--- Extracted material Enclosed Below ---

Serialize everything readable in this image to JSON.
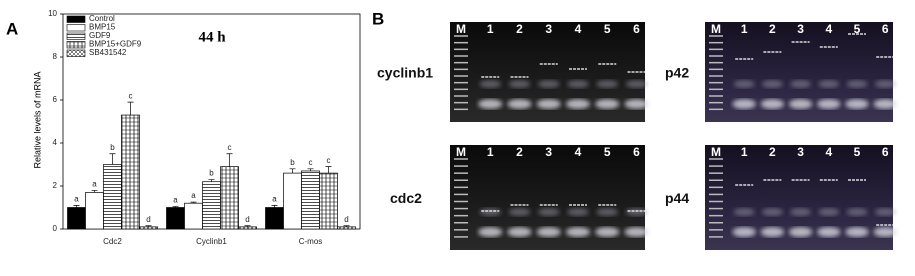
{
  "chart_data": {
    "type": "bar",
    "annotation": "44 h",
    "y_label": "Relative levels of mRNA",
    "categories": [
      "Cdc2",
      "Cyclinb1",
      "C-mos"
    ],
    "ylim": [
      0,
      10
    ],
    "yticks": [
      0,
      2,
      4,
      6,
      8,
      10
    ],
    "series": [
      {
        "name": "Control",
        "color": "#000000",
        "pattern": "solid",
        "values": [
          1,
          1,
          1
        ],
        "errors": [
          0.1,
          0.05,
          0.1
        ],
        "letters": [
          "a",
          "a",
          "a"
        ]
      },
      {
        "name": "BMP15",
        "color": "#ffffff",
        "pattern": "solid",
        "values": [
          1.7,
          1.2,
          2.6
        ],
        "errors": [
          0.1,
          0.05,
          0.2
        ],
        "letters": [
          "a",
          "a",
          "b"
        ]
      },
      {
        "name": "GDF9",
        "color": "#ffffff",
        "pattern": "horizontal",
        "values": [
          3.0,
          2.2,
          2.7
        ],
        "errors": [
          0.5,
          0.1,
          0.1
        ],
        "letters": [
          "b",
          "b",
          "c"
        ]
      },
      {
        "name": "BMP15+GDF9",
        "color": "#ffffff",
        "pattern": "vertical",
        "values": [
          5.3,
          2.9,
          2.6
        ],
        "errors": [
          0.6,
          0.6,
          0.3
        ],
        "letters": [
          "c",
          "c",
          "c"
        ]
      },
      {
        "name": "SB431542",
        "color": "#ffffff",
        "pattern": "diagonal",
        "values": [
          0.1,
          0.1,
          0.1
        ],
        "errors": [
          0.05,
          0.05,
          0.05
        ],
        "letters": [
          "d",
          "d",
          "d"
        ]
      }
    ]
  },
  "panel_labels": [
    "A",
    "B"
  ],
  "lanes": [
    "M",
    "1",
    "2",
    "3",
    "4",
    "5",
    "6"
  ],
  "gels": [
    "cyclinb1",
    "p42",
    "cdc2",
    "p44"
  ]
}
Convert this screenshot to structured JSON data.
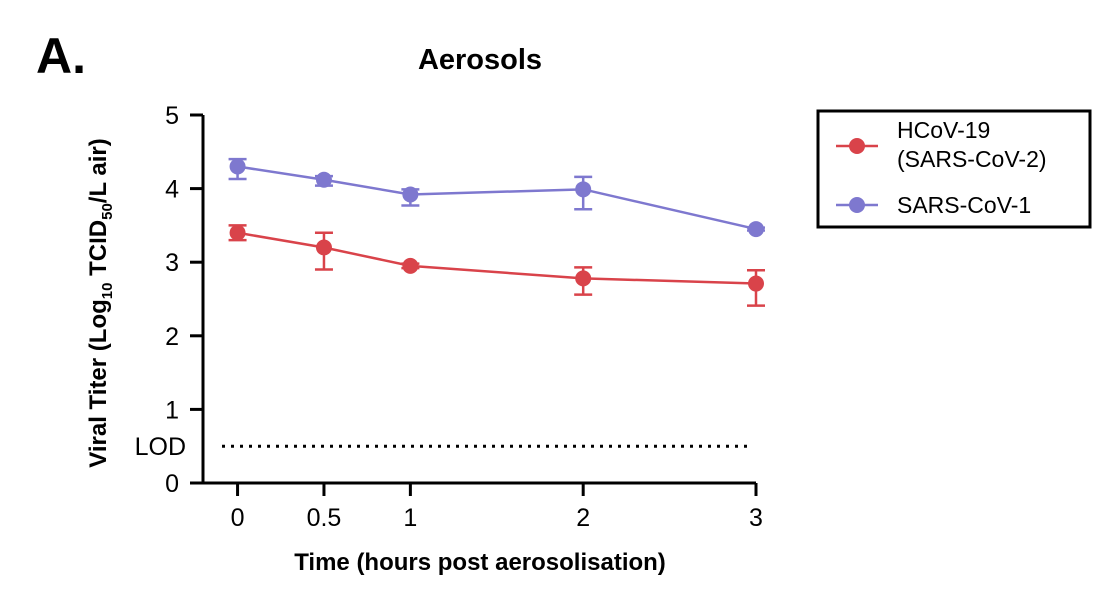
{
  "panel_label": "A.",
  "colors": {
    "sars_cov_2": "#d9434a",
    "sars_cov_1": "#7e78cf",
    "axis": "#000000"
  },
  "chart_data": {
    "type": "line",
    "title": "Aerosols",
    "xlabel": "Time (hours post aerosolisation)",
    "ylabel": {
      "prefix": "Viral Titer (Log",
      "sub1": "10",
      "mid": " TCID",
      "sub2": "50",
      "suffix": "/L air)"
    },
    "x_ticks": [
      0,
      0.5,
      1,
      2,
      3
    ],
    "x_tick_labels": [
      "0",
      "0.5",
      "1",
      "2",
      "3"
    ],
    "y_ticks": [
      0,
      1,
      2,
      3,
      4,
      5
    ],
    "y_tick_labels": [
      "0",
      "1",
      "2",
      "3",
      "4",
      "5"
    ],
    "xlim": [
      -0.2,
      3
    ],
    "ylim": [
      0,
      5
    ],
    "lod": {
      "label": "LOD",
      "value": 0.5
    },
    "legend_position": "top-right",
    "series": [
      {
        "name": "HCoV-19 (SARS-CoV-2)",
        "legend_lines": [
          "HCoV-19",
          "(SARS-CoV-2)"
        ],
        "color": "#d9434a",
        "x": [
          0,
          0.5,
          1,
          2,
          3
        ],
        "y": [
          3.4,
          3.2,
          2.95,
          2.78,
          2.71
        ],
        "err_upper": [
          0.1,
          0.2,
          0.03,
          0.15,
          0.18
        ],
        "err_lower": [
          0.1,
          0.3,
          0.03,
          0.22,
          0.3
        ]
      },
      {
        "name": "SARS-CoV-1",
        "legend_lines": [
          "SARS-CoV-1"
        ],
        "color": "#7e78cf",
        "x": [
          0,
          0.5,
          1,
          2,
          3
        ],
        "y": [
          4.3,
          4.12,
          3.92,
          3.99,
          3.45
        ],
        "err_upper": [
          0.1,
          0.05,
          0.07,
          0.17,
          0.02
        ],
        "err_lower": [
          0.17,
          0.08,
          0.15,
          0.27,
          0.02
        ]
      }
    ]
  }
}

--- End of Enclosed Extracted material ---

## Task:
An exact copy of the data above is required, printed without its pictures.

## Answer box:
Serialize everything readable in this image to JSON.
{
  "chart_data": {
    "type": "bar",
    "annotation": "44 h",
    "y_label": "Relative levels of mRNA",
    "categories": [
      "Cdc2",
      "Cyclinb1",
      "C-mos"
    ],
    "ylim": [
      0,
      10
    ],
    "yticks": [
      0,
      2,
      4,
      6,
      8,
      10
    ],
    "series": [
      {
        "name": "Control",
        "color": "#000000",
        "pattern": "solid",
        "values": [
          1,
          1,
          1
        ],
        "errors": [
          0.1,
          0.05,
          0.1
        ],
        "letters": [
          "a",
          "a",
          "a"
        ]
      },
      {
        "name": "BMP15",
        "color": "#ffffff",
        "pattern": "solid",
        "values": [
          1.7,
          1.2,
          2.6
        ],
        "errors": [
          0.1,
          0.05,
          0.2
        ],
        "letters": [
          "a",
          "a",
          "b"
        ]
      },
      {
        "name": "GDF9",
        "color": "#ffffff",
        "pattern": "horizontal",
        "values": [
          3.0,
          2.2,
          2.7
        ],
        "errors": [
          0.5,
          0.1,
          0.1
        ],
        "letters": [
          "b",
          "b",
          "c"
        ]
      },
      {
        "name": "BMP15+GDF9",
        "color": "#ffffff",
        "pattern": "vertical",
        "values": [
          5.3,
          2.9,
          2.6
        ],
        "errors": [
          0.6,
          0.6,
          0.3
        ],
        "letters": [
          "c",
          "c",
          "c"
        ]
      },
      {
        "name": "SB431542",
        "color": "#ffffff",
        "pattern": "diagonal",
        "values": [
          0.1,
          0.1,
          0.1
        ],
        "errors": [
          0.05,
          0.05,
          0.05
        ],
        "letters": [
          "d",
          "d",
          "d"
        ]
      }
    ]
  },
  "panel_labels": [
    "A",
    "B"
  ],
  "lanes": [
    "M",
    "1",
    "2",
    "3",
    "4",
    "5",
    "6"
  ],
  "gels": [
    "cyclinb1",
    "p42",
    "cdc2",
    "p44"
  ]
}
Convert this screenshot to structured JSON data.
{
  "panel_label": "A.",
  "colors": {
    "sars_cov_2": "#d9434a",
    "sars_cov_1": "#7e78cf",
    "axis": "#000000"
  },
  "chart_data": {
    "type": "line",
    "title": "Aerosols",
    "xlabel": "Time (hours post aerosolisation)",
    "ylabel": {
      "prefix": "Viral Titer (Log",
      "sub1": "10",
      "mid": " TCID",
      "sub2": "50",
      "suffix": "/L air)"
    },
    "x_ticks": [
      0,
      0.5,
      1,
      2,
      3
    ],
    "x_tick_labels": [
      "0",
      "0.5",
      "1",
      "2",
      "3"
    ],
    "y_ticks": [
      0,
      1,
      2,
      3,
      4,
      5
    ],
    "y_tick_labels": [
      "0",
      "1",
      "2",
      "3",
      "4",
      "5"
    ],
    "xlim": [
      -0.2,
      3
    ],
    "ylim": [
      0,
      5
    ],
    "lod": {
      "label": "LOD",
      "value": 0.5
    },
    "legend_position": "top-right",
    "series": [
      {
        "name": "HCoV-19 (SARS-CoV-2)",
        "legend_lines": [
          "HCoV-19",
          "(SARS-CoV-2)"
        ],
        "color": "#d9434a",
        "x": [
          0,
          0.5,
          1,
          2,
          3
        ],
        "y": [
          3.4,
          3.2,
          2.95,
          2.78,
          2.71
        ],
        "err_upper": [
          0.1,
          0.2,
          0.03,
          0.15,
          0.18
        ],
        "err_lower": [
          0.1,
          0.3,
          0.03,
          0.22,
          0.3
        ]
      },
      {
        "name": "SARS-CoV-1",
        "legend_lines": [
          "SARS-CoV-1"
        ],
        "color": "#7e78cf",
        "x": [
          0,
          0.5,
          1,
          2,
          3
        ],
        "y": [
          4.3,
          4.12,
          3.92,
          3.99,
          3.45
        ],
        "err_upper": [
          0.1,
          0.05,
          0.07,
          0.17,
          0.02
        ],
        "err_lower": [
          0.17,
          0.08,
          0.15,
          0.27,
          0.02
        ]
      }
    ]
  }
}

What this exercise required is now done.